Start of DATA PROVIDED
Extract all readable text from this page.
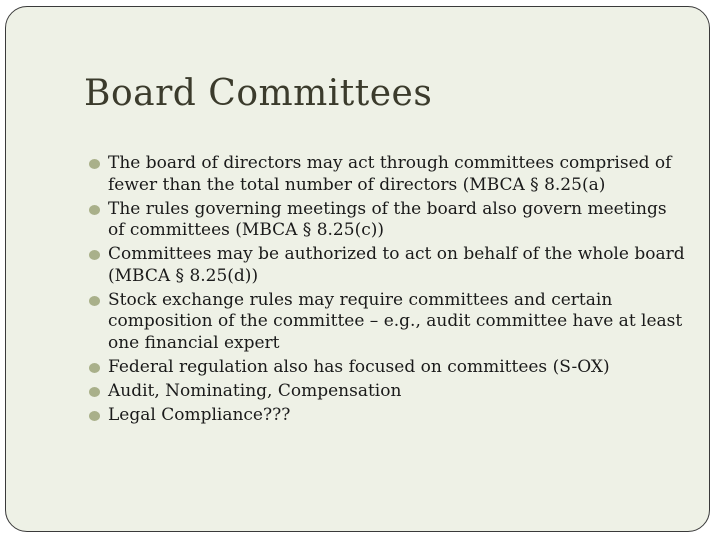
Board Committees
The board of directors may act through committees comprised of fewer than the total number of directors (MBCA § 8.25(a)
The rules governing meetings of the board also govern meetings of committees (MBCA § 8.25(c))
Committees may be authorized to act on behalf of the whole board (MBCA § 8.25(d))
Stock exchange rules may require committees and certain composition of the committee – e.g., audit committee have at least one financial expert
Federal regulation also has focused on committees (S-OX)
Audit, Nominating, Compensation
Legal Compliance???
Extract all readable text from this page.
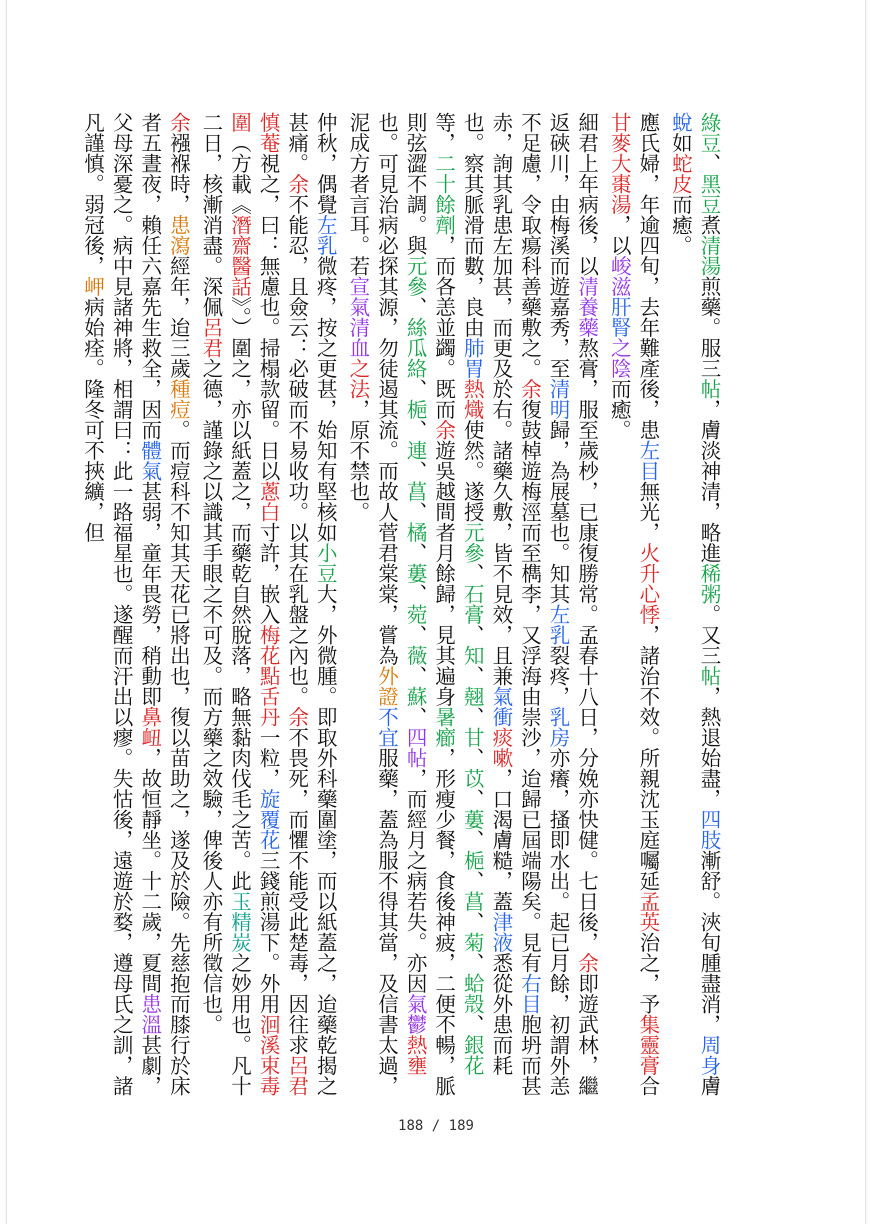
綠豆、黑豆煮清湯煎藥。服三帖，膚淡神清，略進稀粥。又三帖，熱退始盡，四肢漸舒。浹旬腫盡消，周身膚蛻如蛇皮而癒。

應氏婦，年逾四旬，去年難產後，患左目無光，火升心悸，諸治不效。所親沈玉庭囑延孟英治之，予集靈膏合甘麥大棗湯，以峻滋肝腎之陰而癒。

細君上年病後，以清養藥熬膏，服至歲杪，已康復勝常。孟春十八日，分娩亦快健。七日後，余即遊武林，繼返硤川，由梅溪而遊嘉秀，至清明歸，為展墓也。知其左乳裂疼，乳房亦癢，搔即水出。起已月餘，初謂外恙不足慮，令取瘍科善藥敷之。余復鼓棹遊梅涇而至檇李，又浮海由崇沙，迨歸已屆端陽矣。見有右目胞坍而甚赤，詢其乳患左加甚，而更及於右。諸藥久敷，皆不見效，且兼氣衝痰嗽，口渴膚糙，蓋津液悉從外患而耗也。察其脈滑而數，良由肺胃熱熾使然。遂授元參、石膏、知、翹、甘、苡、蔞、梔、菖、菊、蛤殼、銀花等，二十餘劑，而各恙並蠲。既而余遊吳越間者月餘歸，見其遍身暑癤，形瘦少餐，食後神疲，二便不暢，脈則弦澀不調。與元參、絲瓜絡、梔、連、菖、橘、蔞、菀、薇、蘇、四帖，而經月之病若失。亦因氣鬱熱壅也。可見治病必探其源，勿徒遏其流。而故人菅君棠棠，嘗為外證不宜服藥，蓋為服不得其當，及信書太過，泥成方者言耳。若宣氣清血之法，原不禁也。

仲秋，偶覺左乳微疼，按之更甚，始知有堅核如小豆大，外微腫。即取外科藥圍塗，而以紙蓋之，迨藥乾揭之甚痛。余不能忍，且僉云：必破而不易收功。以其在乳盤之內也。余不畏死，而懼不能受此楚毒，因往求呂君慎菴視之，曰：無慮也。掃榻款留。日以蔥白寸許，嵌入梅花點舌丹一粒，旋覆花三錢煎湯下。外用洄溪束毒圍（方載《潛齋醫話》。）圍之，亦以紙蓋之，而藥乾自然脫落，略無黏肉伐毛之苦。此玉精炭之妙用也。凡十二日，核漸消盡。深佩呂君之德，謹錄之以識其手眼之不可及。而方藥之效驗，俾後人亦有所徵信也。

余襁褓時，患瀉經年，迨三歲種痘。而痘科不知其天花已將出也，復以苗助之，遂及於險。先慈抱而膝行於床者五晝夜，賴任六嘉先生救全，因而體氣甚弱，童年畏勞，稍動即鼻衄，故恒靜坐。十二歲，夏間患溫甚劇，父母深憂之。病中見諸神將，相謂曰：此一路福星也。遂醒而汗出以瘳。失怙後，遠遊於婺，遵母氏之訓，諸凡謹慎。弱冠後，岬病始痊。隆冬可不挾纊，但

188 / 189
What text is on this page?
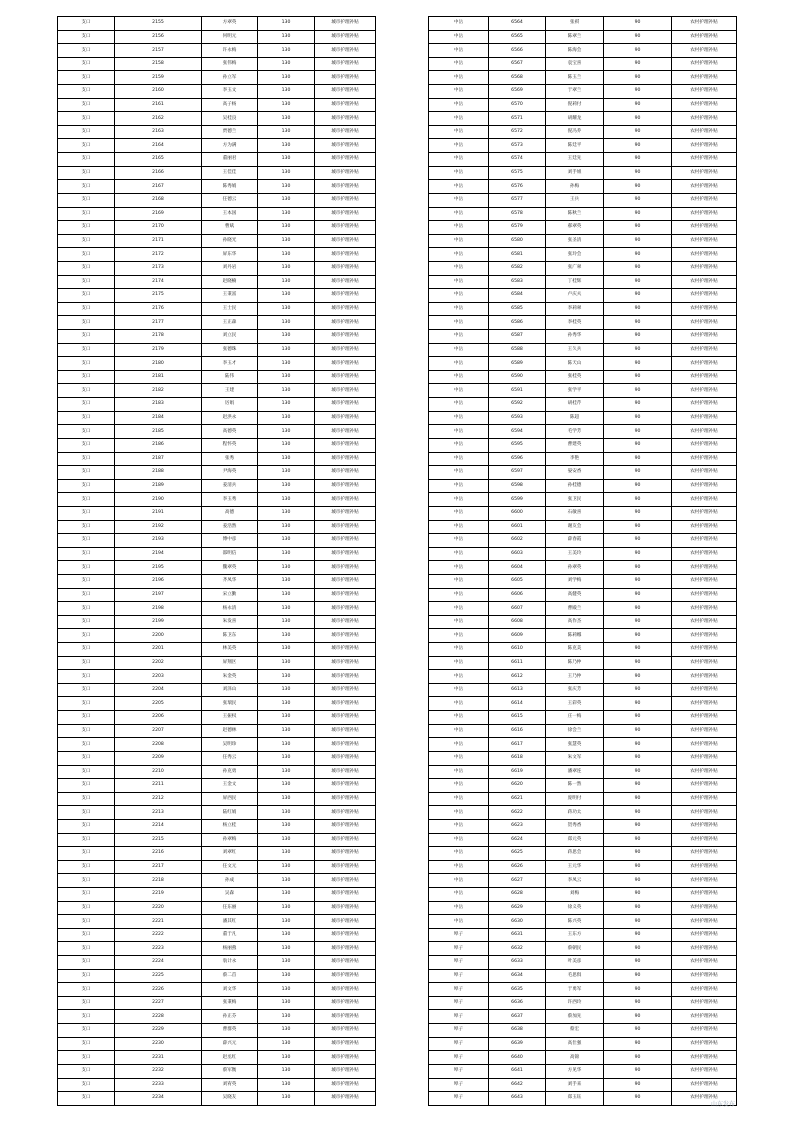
支口	2155	方翠英	130	城市护理补贴
支口	2156	何明元	130	城市护理补贴
支口	2157	许永梅	130	城市护理补贴
支口	2158	张伟梅	130	城市护理补贴
支口	2159	孙立军	130	城市护理补贴
支口	2160	李玉文	130	城市护理补贴
支口	2161	高子杨	130	城市护理补贴
支口	2162	吴桂良	130	城市护理补贴
支口	2163	贾德兰	130	城市护理补贴
支口	2164	方为满	130	城市护理补贴
支口	2165	董丽君	130	城市护理补贴
支口	2166	王佳佳	130	城市护理补贴
支口	2167	陈秀娟	130	城市护理补贴
支口	2168	任德云	130	城市护理补贴
支口	2169	王本国	130	城市护理补贴
支口	2170	曹斌	130	城市护理补贴
支口	2171	孙晓光	130	城市护理补贴
支口	2172	屏东华	130	城市护理补贴
支口	2173	刘丹岩	130	城市护理补贴
支口	2174	赵晓楠	130	城市护理补贴
支口	2175	王秉富	130	城市护理补贴
支口	2176	王士民	130	城市护理补贴
支口	2177	王正森	130	城市护理补贴
支口	2178	刘立民	130	城市护理补贴
支口	2179	张德珠	130	城市护理补贴
支口	2180	李玉才	130	城市护理补贴
支口	2181	陆伟	130	城市护理补贴
支口	2182	王建	130	城市护理补贴
支口	2183	厉娟	130	城市护理补贴
支口	2184	赵洪永	130	城市护理补贴
支口	2185	高德英	130	城市护理补贴
支口	2186	程怀英	130	城市护理补贴
支口	2187	张秀	130	城市护理补贴
支口	2188	尹海英	130	城市护理补贴
支口	2189	姜清兵	130	城市护理补贴
支口	2190	李玉秀	130	城市护理补贴
支口	2191	高德	130	城市护理补贴
支口	2192	姜浩然	130	城市护理补贴
支口	2193	傅中彦	130	城市护理补贴
支口	2194	邵明信	130	城市护理补贴
支口	2195	魏翠英	130	城市护理补贴
支口	2196	齐凤华	130	城市护理补贴
支口	2197	宋立勤	130	城市护理补贴
支口	2198	杨永清	130	城市护理补贴
支口	2199	朱发喜	130	城市护理补贴
支口	2200	陈卫东	130	城市护理补贴
支口	2201	林美英	130	城市护理补贴
支口	2202	屏翔区	130	城市护理补贴
支口	2203	朱金英	130	城市护理补贴
支口	2204	刘泽山	130	城市护理补贴
支口	2205	张瑞民	130	城市护理补贴
支口	2206	王振权	130	城市护理补贴
支口	2207	赵德林	130	城市护理补贴
支口	2208	吴明珍	130	城市护理补贴
支口	2209	任秀云	130	城市护理补贴
支口	2210	孙克勇	130	城市护理补贴
支口	2211	王金文	130	城市护理补贴
支口	2212	屏西民	130	城市护理补贴
支口	2213	陆红娟	130	城市护理补贴
支口	2214	杨立桂	130	城市护理补贴
支口	2215	孙翠梅	130	城市护理补贴
支口	2216	刘翠红	130	城市护理补贴
支口	2217	任文元	130	城市护理补贴
支口	2218	孙成	130	城市护理补贴
支口	2219	吴森	130	城市护理补贴
支口	2220	任东丽	130	城市护理补贴
支口	2221	潘其红	130	城市护理补贴
支口	2222	董于凡	130	城市护理补贴
支口	2223	杨丽燕	130	城市护理补贴
支口	2224	翁计永	130	城市护理补贴
支口	2225	蔡二首	130	城市护理补贴
支口	2226	刘文华	130	城市护理补贴
支口	2227	张秉梅	130	城市护理补贴
支口	2228	孙正芬	130	城市护理补贴
支口	2229	曹群英	130	城市护理补贴
支口	2230	薛兴元	130	城市护理补贴
支口	2231	赵丞红	130	城市护理补贴
支口	2232	蔡军衡	130	城市护理补贴
支口	2233	刘宥英	130	城市护理补贴
支口	2234	吴晓友	130	城市护理补贴
中岳	6564	张祺	90	农村护理补贴
中岳	6565	陈翠兰	90	农村护理补贴
中岳	6566	陈海会	90	农村护理补贴
中岳	6567	袁宝喜	90	农村护理补贴
中岳	6568	陈玉兰	90	农村护理补贴
中岳	6569	于翠兰	90	农村护理补贴
中岳	6570	倪莉付	90	农村护理补贴
中岳	6571	胡耀龙	90	农村护理补贴
中岳	6572	倪冯乔	90	农村护理补贴
中岳	6573	陈廷平	90	农村护理补贴
中岳	6574	王廷先	90	农村护理补贴
中岳	6575	刘手姐	90	农村护理补贴
中岳	6576	孙梅	90	农村护理补贴
中岳	6577	王兵	90	农村护理补贴
中岳	6578	陈秋兰	90	农村护理补贴
中岳	6579	郝翠英	90	农村护理补贴
中岳	6580	张圣清	90	农村护理补贴
中岳	6581	张玲会	90	农村护理补贴
中岳	6582	张广翠	90	农村护理补贴
中岳	6583	丁桂辉	90	农村护理补贴
中岳	6584	卢庆夫	90	农村护理补贴
中岳	6585	李莉翠	90	农村护理补贴
中岳	6586	李桂英	90	农村护理补贴
中岳	6587	孙秀华	90	农村护理补贴
中岳	6588	王久兵	90	农村护理补贴
中岳	6589	陈天山	90	农村护理补贴
中岳	6590	张桂英	90	农村护理补贴
中岳	6591	张学平	90	农村护理补贴
中岳	6592	胡桂芹	90	农村护理补贴
中岳	6593	陈超	90	农村护理补贴
中岳	6594	毛学芳	90	农村护理补贴
中岳	6595	曹建英	90	农村护理补贴
中岳	6596	李艳	90	农村护理补贴
中岳	6597	晏安香	90	农村护理补贴
中岳	6598	孙桂德	90	农村护理补贴
中岳	6599	张卫民	90	农村护理补贴
中岳	6600	石敏喜	90	农村护理补贴
中岳	6601	谢友会	90	农村护理补贴
中岳	6602	薛春霞	90	农村护理补贴
中岳	6603	王美玲	90	农村护理补贴
中岳	6604	孙翠英	90	农村护理补贴
中岳	6605	刘学梅	90	农村护理补贴
中岳	6606	高健英	90	农村护理补贴
中岳	6607	曹殿兰	90	农村护理补贴
中岳	6608	高作杰	90	农村护理补贴
中岳	6609	陈莉娜	90	农村护理补贴
中岳	6610	陈克美	90	农村护理补贴
中岳	6611	陈乃仲	90	农村护理补贴
中岳	6612	王乃仲	90	农村护理补贴
中岳	6613	张庆芳	90	农村护理补贴
中岳	6614	王彩英	90	农村护理补贴
中岳	6615	庄一梅	90	农村护理补贴
中岳	6616	徐会兰	90	农村护理补贴
中岳	6617	张慧英	90	农村护理补贴
中岳	6618	朱文军	90	农村护理补贴
中岳	6619	潘翠连	90	农村护理补贴
中岳	6620	陈一然	90	农村护理补贴
中岳	6621	庞明付	90	农村护理补贴
中岳	6622	蒋功太	90	农村护理补贴
中岳	6623	贺秀香	90	农村护理补贴
中岳	6624	郑元英	90	农村护理补贴
中岳	6625	蒋思会	90	农村护理补贴
中岳	6626	王元华	90	农村护理补贴
中岳	6627	李凤云	90	农村护理补贴
中岳	6628	刘梅	90	农村护理补贴
中岳	6629	徐义英	90	农村护理补贴
中岳	6630	陈兴英	90	农村护理补贴
埠子	6631	王东方	90	农村护理补贴
埠子	6632	蔡朝民	90	农村护理补贴
埠子	6633	叶美彦	90	农村护理补贴
埠子	6634	毛思俱	90	农村护理补贴
埠子	6635	于勇军	90	农村护理补贴
埠子	6636	许西玲	90	农村护理补贴
埠子	6637	蔡加先	90	农村护理补贴
埠子	6638	蔡宏	90	农村护理补贴
埠子	6639	高仕强	90	农村护理补贴
埠子	6640	高锦	90	农村护理补贴
埠子	6641	方见华	90	农村护理补贴
埠子	6642	刘手来	90	农村护理补贴
埠子	6643	郑玉钰	90	农村护理补贴
山东发布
End of DATA PROVIDED
EXERCISE DIRECTIONS =
Find the word "rules" in the entries, and copy every line it shows up in.

EXERCISE SOLUTION =
The rules governing meetings of the board also govern meetings of committees (MBCA § 8.25(c))
Stock exchange rules may require committees and certain composition of the committee – e.g., audit committee have at least one financial expert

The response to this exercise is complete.